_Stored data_

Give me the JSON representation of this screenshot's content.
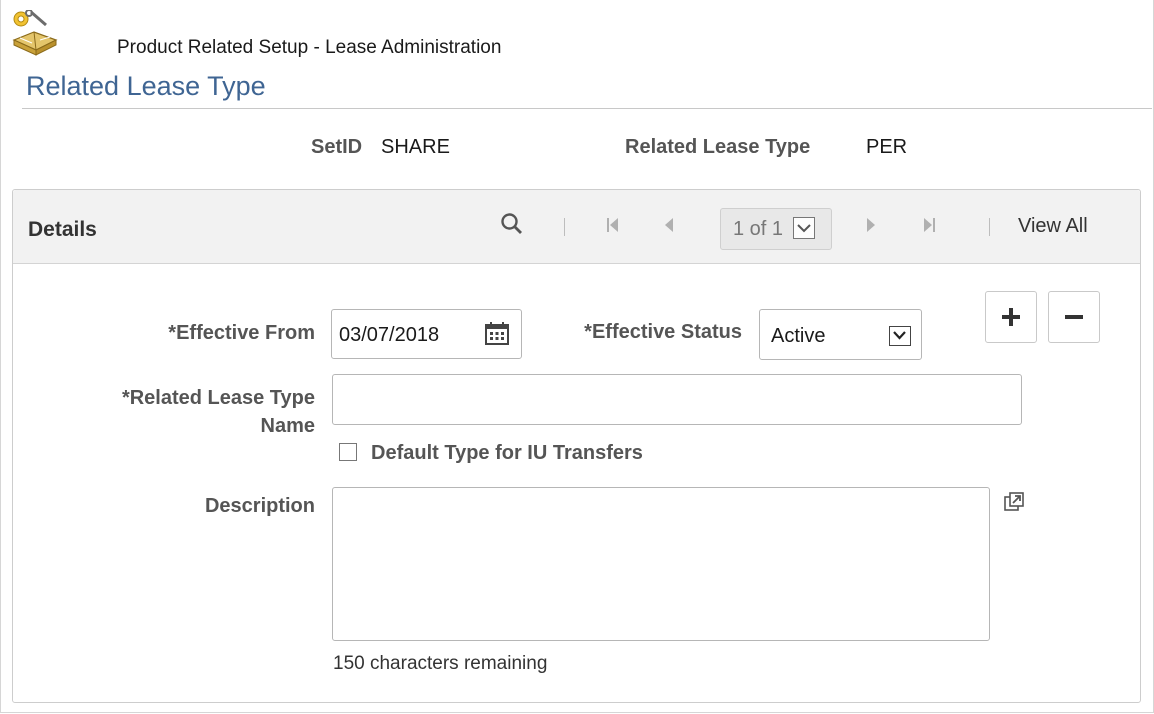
{
  "breadcrumb": "Product Related Setup - Lease Administration",
  "page_title": "Related Lease Type",
  "header": {
    "setid_label": "SetID",
    "setid_value": "SHARE",
    "type_label": "Related Lease Type",
    "type_value": "PER"
  },
  "details": {
    "title": "Details",
    "pager_text": "1 of 1",
    "view_all": "View All"
  },
  "form": {
    "effective_from_label": "*Effective From",
    "effective_from_value": "03/07/2018",
    "effective_status_label": "*Effective Status",
    "effective_status_value": "Active",
    "name_label_line1": "*Related Lease Type",
    "name_label_line2": "Name",
    "name_value": "",
    "default_type_label": "Default Type for IU Transfers",
    "default_type_checked": false,
    "description_label": "Description",
    "description_value": "",
    "chars_remaining": "150 characters remaining"
  },
  "colors": {
    "title": "#3f6593",
    "label": "#555555",
    "header_bg": "#f2f2f2"
  },
  "icons": [
    "book-wrench-icon",
    "search-icon",
    "first-page-icon",
    "prev-page-icon",
    "chevron-down-icon",
    "next-page-icon",
    "last-page-icon",
    "calendar-icon",
    "add-row-icon",
    "delete-row-icon",
    "expand-popup-icon"
  ]
}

_EXERCISE DIRECTIONS_
Pictures in the records above should not be copied. Repeat everything else exactly.

_ANSWER TO THE PROBLEM_
Give me the JSON representation of this screenshot's content.
{
  "breadcrumb": "Product Related Setup - Lease Administration",
  "page_title": "Related Lease Type",
  "header": {
    "setid_label": "SetID",
    "setid_value": "SHARE",
    "type_label": "Related Lease Type",
    "type_value": "PER"
  },
  "details": {
    "title": "Details",
    "pager_text": "1 of 1",
    "view_all": "View All"
  },
  "form": {
    "effective_from_label": "*Effective From",
    "effective_from_value": "03/07/2018",
    "effective_status_label": "*Effective Status",
    "effective_status_value": "Active",
    "name_label_line1": "*Related Lease Type",
    "name_label_line2": "Name",
    "name_value": "",
    "default_type_label": "Default Type for IU Transfers",
    "default_type_checked": false,
    "description_label": "Description",
    "description_value": "",
    "chars_remaining": "150 characters remaining"
  },
  "colors": {
    "title": "#3f6593",
    "label": "#555555",
    "header_bg": "#f2f2f2"
  },
  "icons": [
    "book-wrench-icon",
    "search-icon",
    "first-page-icon",
    "prev-page-icon",
    "chevron-down-icon",
    "next-page-icon",
    "last-page-icon",
    "calendar-icon",
    "add-row-icon",
    "delete-row-icon",
    "expand-popup-icon"
  ]
}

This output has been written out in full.